STATED PROBLEM: Send back the records in full, character for character.

>> Start RECORDS SUPPLIED

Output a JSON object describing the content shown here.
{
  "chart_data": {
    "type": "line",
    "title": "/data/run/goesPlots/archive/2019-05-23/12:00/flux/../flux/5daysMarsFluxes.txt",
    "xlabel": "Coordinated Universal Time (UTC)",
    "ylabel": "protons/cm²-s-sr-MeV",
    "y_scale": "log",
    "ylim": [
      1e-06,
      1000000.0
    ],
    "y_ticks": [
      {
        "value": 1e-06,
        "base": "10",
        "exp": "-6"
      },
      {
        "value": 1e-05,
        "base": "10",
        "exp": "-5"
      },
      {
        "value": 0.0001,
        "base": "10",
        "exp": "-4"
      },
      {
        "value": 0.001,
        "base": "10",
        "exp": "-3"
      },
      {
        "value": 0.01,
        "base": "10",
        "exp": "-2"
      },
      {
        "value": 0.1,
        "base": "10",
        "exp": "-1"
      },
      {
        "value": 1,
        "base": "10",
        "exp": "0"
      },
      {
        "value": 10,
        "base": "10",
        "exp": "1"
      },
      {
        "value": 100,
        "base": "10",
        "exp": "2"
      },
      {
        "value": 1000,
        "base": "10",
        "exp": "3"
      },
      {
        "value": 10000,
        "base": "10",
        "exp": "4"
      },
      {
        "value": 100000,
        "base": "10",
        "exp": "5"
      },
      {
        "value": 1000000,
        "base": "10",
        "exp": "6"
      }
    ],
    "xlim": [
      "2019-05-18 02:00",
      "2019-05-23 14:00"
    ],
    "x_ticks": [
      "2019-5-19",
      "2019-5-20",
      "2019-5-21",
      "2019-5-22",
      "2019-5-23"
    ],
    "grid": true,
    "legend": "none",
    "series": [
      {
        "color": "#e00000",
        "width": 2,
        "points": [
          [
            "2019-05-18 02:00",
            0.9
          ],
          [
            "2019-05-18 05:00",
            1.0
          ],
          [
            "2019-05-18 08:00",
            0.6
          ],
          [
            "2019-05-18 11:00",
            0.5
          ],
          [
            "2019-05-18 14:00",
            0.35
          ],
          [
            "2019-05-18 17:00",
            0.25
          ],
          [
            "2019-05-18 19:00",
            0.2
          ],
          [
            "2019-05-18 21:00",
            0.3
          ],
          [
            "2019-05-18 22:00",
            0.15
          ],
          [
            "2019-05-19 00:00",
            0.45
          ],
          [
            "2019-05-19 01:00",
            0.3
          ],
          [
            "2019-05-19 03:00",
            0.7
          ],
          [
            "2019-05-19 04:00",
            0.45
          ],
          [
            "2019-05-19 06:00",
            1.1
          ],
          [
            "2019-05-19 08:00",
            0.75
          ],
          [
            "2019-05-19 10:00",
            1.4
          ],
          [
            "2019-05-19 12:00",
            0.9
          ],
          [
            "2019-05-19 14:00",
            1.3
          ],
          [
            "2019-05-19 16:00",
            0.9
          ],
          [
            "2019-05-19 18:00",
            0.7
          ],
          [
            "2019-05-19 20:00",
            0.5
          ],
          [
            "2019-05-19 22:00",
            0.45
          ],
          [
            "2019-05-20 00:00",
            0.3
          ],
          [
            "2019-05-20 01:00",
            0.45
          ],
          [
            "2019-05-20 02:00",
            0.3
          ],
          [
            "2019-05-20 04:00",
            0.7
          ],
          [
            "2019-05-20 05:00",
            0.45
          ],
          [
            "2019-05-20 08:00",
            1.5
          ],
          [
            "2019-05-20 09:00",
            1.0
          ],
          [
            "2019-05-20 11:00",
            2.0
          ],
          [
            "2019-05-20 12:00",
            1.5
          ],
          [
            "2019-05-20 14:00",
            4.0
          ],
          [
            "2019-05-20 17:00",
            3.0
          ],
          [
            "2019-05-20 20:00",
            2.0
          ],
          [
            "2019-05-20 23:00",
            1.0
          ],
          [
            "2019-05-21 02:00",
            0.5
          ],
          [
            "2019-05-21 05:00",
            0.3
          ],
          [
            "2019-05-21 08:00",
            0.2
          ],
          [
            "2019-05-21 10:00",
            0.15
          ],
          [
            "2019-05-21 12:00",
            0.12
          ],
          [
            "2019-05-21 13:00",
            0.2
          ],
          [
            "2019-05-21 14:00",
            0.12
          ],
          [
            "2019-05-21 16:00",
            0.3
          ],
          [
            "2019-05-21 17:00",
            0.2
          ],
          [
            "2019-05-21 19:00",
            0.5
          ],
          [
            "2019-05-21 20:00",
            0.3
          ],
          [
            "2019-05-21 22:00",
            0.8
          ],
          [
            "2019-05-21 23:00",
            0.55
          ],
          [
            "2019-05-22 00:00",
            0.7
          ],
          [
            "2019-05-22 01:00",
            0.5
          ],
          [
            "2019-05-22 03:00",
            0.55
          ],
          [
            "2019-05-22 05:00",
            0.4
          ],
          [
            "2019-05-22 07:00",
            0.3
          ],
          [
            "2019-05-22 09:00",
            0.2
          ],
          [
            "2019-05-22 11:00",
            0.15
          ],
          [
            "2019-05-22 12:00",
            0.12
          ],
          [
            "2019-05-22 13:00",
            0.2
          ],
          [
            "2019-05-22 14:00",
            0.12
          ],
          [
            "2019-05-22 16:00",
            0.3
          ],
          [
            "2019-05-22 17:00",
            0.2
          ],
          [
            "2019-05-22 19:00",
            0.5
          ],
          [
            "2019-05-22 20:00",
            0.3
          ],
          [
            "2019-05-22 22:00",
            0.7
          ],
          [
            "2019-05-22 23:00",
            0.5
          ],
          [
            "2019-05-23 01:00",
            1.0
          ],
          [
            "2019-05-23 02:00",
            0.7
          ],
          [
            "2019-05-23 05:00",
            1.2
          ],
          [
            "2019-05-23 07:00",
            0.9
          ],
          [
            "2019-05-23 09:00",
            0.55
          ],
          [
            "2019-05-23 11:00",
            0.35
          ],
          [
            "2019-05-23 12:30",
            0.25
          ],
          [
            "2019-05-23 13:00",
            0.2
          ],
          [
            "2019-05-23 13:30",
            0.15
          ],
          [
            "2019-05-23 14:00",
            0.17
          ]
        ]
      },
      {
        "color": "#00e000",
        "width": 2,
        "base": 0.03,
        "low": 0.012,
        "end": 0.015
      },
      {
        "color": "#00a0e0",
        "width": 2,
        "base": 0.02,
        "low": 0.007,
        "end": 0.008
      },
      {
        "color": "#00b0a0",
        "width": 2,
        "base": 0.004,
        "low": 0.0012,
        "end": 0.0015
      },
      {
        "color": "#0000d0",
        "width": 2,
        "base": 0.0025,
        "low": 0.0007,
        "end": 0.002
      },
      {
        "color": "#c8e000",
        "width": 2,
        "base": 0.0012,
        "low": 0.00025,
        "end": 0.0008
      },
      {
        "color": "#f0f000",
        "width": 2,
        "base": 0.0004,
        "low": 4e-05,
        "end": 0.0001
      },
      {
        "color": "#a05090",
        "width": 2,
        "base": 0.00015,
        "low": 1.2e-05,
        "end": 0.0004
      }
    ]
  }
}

>> End RECORDS SUPPLIED

COMPLETED EXERCISE:
Output a JSON object describing the content shown here.
{
  "chart_data": {
    "type": "line",
    "title": "/data/run/goesPlots/archive/2019-05-23/12:00/flux/../flux/5daysMarsFluxes.txt",
    "xlabel": "Coordinated Universal Time (UTC)",
    "ylabel": "protons/cm²-s-sr-MeV",
    "y_scale": "log",
    "ylim": [
      1e-06,
      1000000.0
    ],
    "y_ticks": [
      {
        "value": 1e-06,
        "base": "10",
        "exp": "-6"
      },
      {
        "value": 1e-05,
        "base": "10",
        "exp": "-5"
      },
      {
        "value": 0.0001,
        "base": "10",
        "exp": "-4"
      },
      {
        "value": 0.001,
        "base": "10",
        "exp": "-3"
      },
      {
        "value": 0.01,
        "base": "10",
        "exp": "-2"
      },
      {
        "value": 0.1,
        "base": "10",
        "exp": "-1"
      },
      {
        "value": 1,
        "base": "10",
        "exp": "0"
      },
      {
        "value": 10,
        "base": "10",
        "exp": "1"
      },
      {
        "value": 100,
        "base": "10",
        "exp": "2"
      },
      {
        "value": 1000,
        "base": "10",
        "exp": "3"
      },
      {
        "value": 10000,
        "base": "10",
        "exp": "4"
      },
      {
        "value": 100000,
        "base": "10",
        "exp": "5"
      },
      {
        "value": 1000000,
        "base": "10",
        "exp": "6"
      }
    ],
    "xlim": [
      "2019-05-18 02:00",
      "2019-05-23 14:00"
    ],
    "x_ticks": [
      "2019-5-19",
      "2019-5-20",
      "2019-5-21",
      "2019-5-22",
      "2019-5-23"
    ],
    "grid": true,
    "legend": "none",
    "series": [
      {
        "color": "#e00000",
        "width": 2,
        "points": [
          [
            "2019-05-18 02:00",
            0.9
          ],
          [
            "2019-05-18 05:00",
            1.0
          ],
          [
            "2019-05-18 08:00",
            0.6
          ],
          [
            "2019-05-18 11:00",
            0.5
          ],
          [
            "2019-05-18 14:00",
            0.35
          ],
          [
            "2019-05-18 17:00",
            0.25
          ],
          [
            "2019-05-18 19:00",
            0.2
          ],
          [
            "2019-05-18 21:00",
            0.3
          ],
          [
            "2019-05-18 22:00",
            0.15
          ],
          [
            "2019-05-19 00:00",
            0.45
          ],
          [
            "2019-05-19 01:00",
            0.3
          ],
          [
            "2019-05-19 03:00",
            0.7
          ],
          [
            "2019-05-19 04:00",
            0.45
          ],
          [
            "2019-05-19 06:00",
            1.1
          ],
          [
            "2019-05-19 08:00",
            0.75
          ],
          [
            "2019-05-19 10:00",
            1.4
          ],
          [
            "2019-05-19 12:00",
            0.9
          ],
          [
            "2019-05-19 14:00",
            1.3
          ],
          [
            "2019-05-19 16:00",
            0.9
          ],
          [
            "2019-05-19 18:00",
            0.7
          ],
          [
            "2019-05-19 20:00",
            0.5
          ],
          [
            "2019-05-19 22:00",
            0.45
          ],
          [
            "2019-05-20 00:00",
            0.3
          ],
          [
            "2019-05-20 01:00",
            0.45
          ],
          [
            "2019-05-20 02:00",
            0.3
          ],
          [
            "2019-05-20 04:00",
            0.7
          ],
          [
            "2019-05-20 05:00",
            0.45
          ],
          [
            "2019-05-20 08:00",
            1.5
          ],
          [
            "2019-05-20 09:00",
            1.0
          ],
          [
            "2019-05-20 11:00",
            2.0
          ],
          [
            "2019-05-20 12:00",
            1.5
          ],
          [
            "2019-05-20 14:00",
            4.0
          ],
          [
            "2019-05-20 17:00",
            3.0
          ],
          [
            "2019-05-20 20:00",
            2.0
          ],
          [
            "2019-05-20 23:00",
            1.0
          ],
          [
            "2019-05-21 02:00",
            0.5
          ],
          [
            "2019-05-21 05:00",
            0.3
          ],
          [
            "2019-05-21 08:00",
            0.2
          ],
          [
            "2019-05-21 10:00",
            0.15
          ],
          [
            "2019-05-21 12:00",
            0.12
          ],
          [
            "2019-05-21 13:00",
            0.2
          ],
          [
            "2019-05-21 14:00",
            0.12
          ],
          [
            "2019-05-21 16:00",
            0.3
          ],
          [
            "2019-05-21 17:00",
            0.2
          ],
          [
            "2019-05-21 19:00",
            0.5
          ],
          [
            "2019-05-21 20:00",
            0.3
          ],
          [
            "2019-05-21 22:00",
            0.8
          ],
          [
            "2019-05-21 23:00",
            0.55
          ],
          [
            "2019-05-22 00:00",
            0.7
          ],
          [
            "2019-05-22 01:00",
            0.5
          ],
          [
            "2019-05-22 03:00",
            0.55
          ],
          [
            "2019-05-22 05:00",
            0.4
          ],
          [
            "2019-05-22 07:00",
            0.3
          ],
          [
            "2019-05-22 09:00",
            0.2
          ],
          [
            "2019-05-22 11:00",
            0.15
          ],
          [
            "2019-05-22 12:00",
            0.12
          ],
          [
            "2019-05-22 13:00",
            0.2
          ],
          [
            "2019-05-22 14:00",
            0.12
          ],
          [
            "2019-05-22 16:00",
            0.3
          ],
          [
            "2019-05-22 17:00",
            0.2
          ],
          [
            "2019-05-22 19:00",
            0.5
          ],
          [
            "2019-05-22 20:00",
            0.3
          ],
          [
            "2019-05-22 22:00",
            0.7
          ],
          [
            "2019-05-22 23:00",
            0.5
          ],
          [
            "2019-05-23 01:00",
            1.0
          ],
          [
            "2019-05-23 02:00",
            0.7
          ],
          [
            "2019-05-23 05:00",
            1.2
          ],
          [
            "2019-05-23 07:00",
            0.9
          ],
          [
            "2019-05-23 09:00",
            0.55
          ],
          [
            "2019-05-23 11:00",
            0.35
          ],
          [
            "2019-05-23 12:30",
            0.25
          ],
          [
            "2019-05-23 13:00",
            0.2
          ],
          [
            "2019-05-23 13:30",
            0.15
          ],
          [
            "2019-05-23 14:00",
            0.17
          ]
        ]
      },
      {
        "color": "#00e000",
        "width": 2,
        "base": 0.03,
        "low": 0.012,
        "end": 0.015
      },
      {
        "color": "#00a0e0",
        "width": 2,
        "base": 0.02,
        "low": 0.007,
        "end": 0.008
      },
      {
        "color": "#00b0a0",
        "width": 2,
        "base": 0.004,
        "low": 0.0012,
        "end": 0.0015
      },
      {
        "color": "#0000d0",
        "width": 2,
        "base": 0.0025,
        "low": 0.0007,
        "end": 0.002
      },
      {
        "color": "#c8e000",
        "width": 2,
        "base": 0.0012,
        "low": 0.00025,
        "end": 0.0008
      },
      {
        "color": "#f0f000",
        "width": 2,
        "base": 0.0004,
        "low": 4e-05,
        "end": 0.0001
      },
      {
        "color": "#a05090",
        "width": 2,
        "base": 0.00015,
        "low": 1.2e-05,
        "end": 0.0004
      }
    ]
  }
}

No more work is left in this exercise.